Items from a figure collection
********************

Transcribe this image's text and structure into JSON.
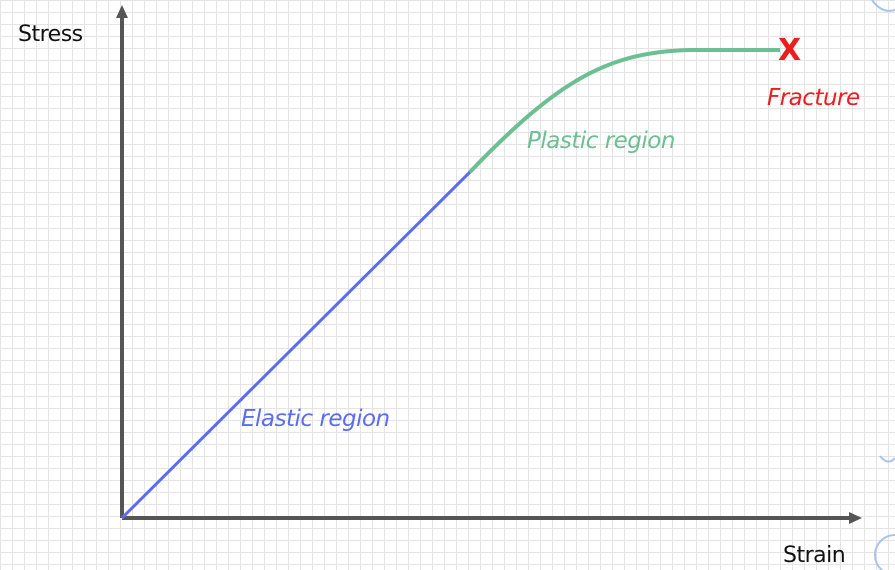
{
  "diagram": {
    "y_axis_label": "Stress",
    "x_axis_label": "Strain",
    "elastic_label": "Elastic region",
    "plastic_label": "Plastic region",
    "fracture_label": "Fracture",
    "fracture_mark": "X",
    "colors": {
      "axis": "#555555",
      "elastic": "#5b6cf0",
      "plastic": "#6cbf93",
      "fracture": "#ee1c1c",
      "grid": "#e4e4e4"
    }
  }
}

********************

Set problem
Repeat each record exactly as shown above, dropping all images.

Exercise solution
Transcribe this image's text and structure into JSON.
{
  "diagram": {
    "y_axis_label": "Stress",
    "x_axis_label": "Strain",
    "elastic_label": "Elastic region",
    "plastic_label": "Plastic region",
    "fracture_label": "Fracture",
    "fracture_mark": "X",
    "colors": {
      "axis": "#555555",
      "elastic": "#5b6cf0",
      "plastic": "#6cbf93",
      "fracture": "#ee1c1c",
      "grid": "#e4e4e4"
    }
  }
}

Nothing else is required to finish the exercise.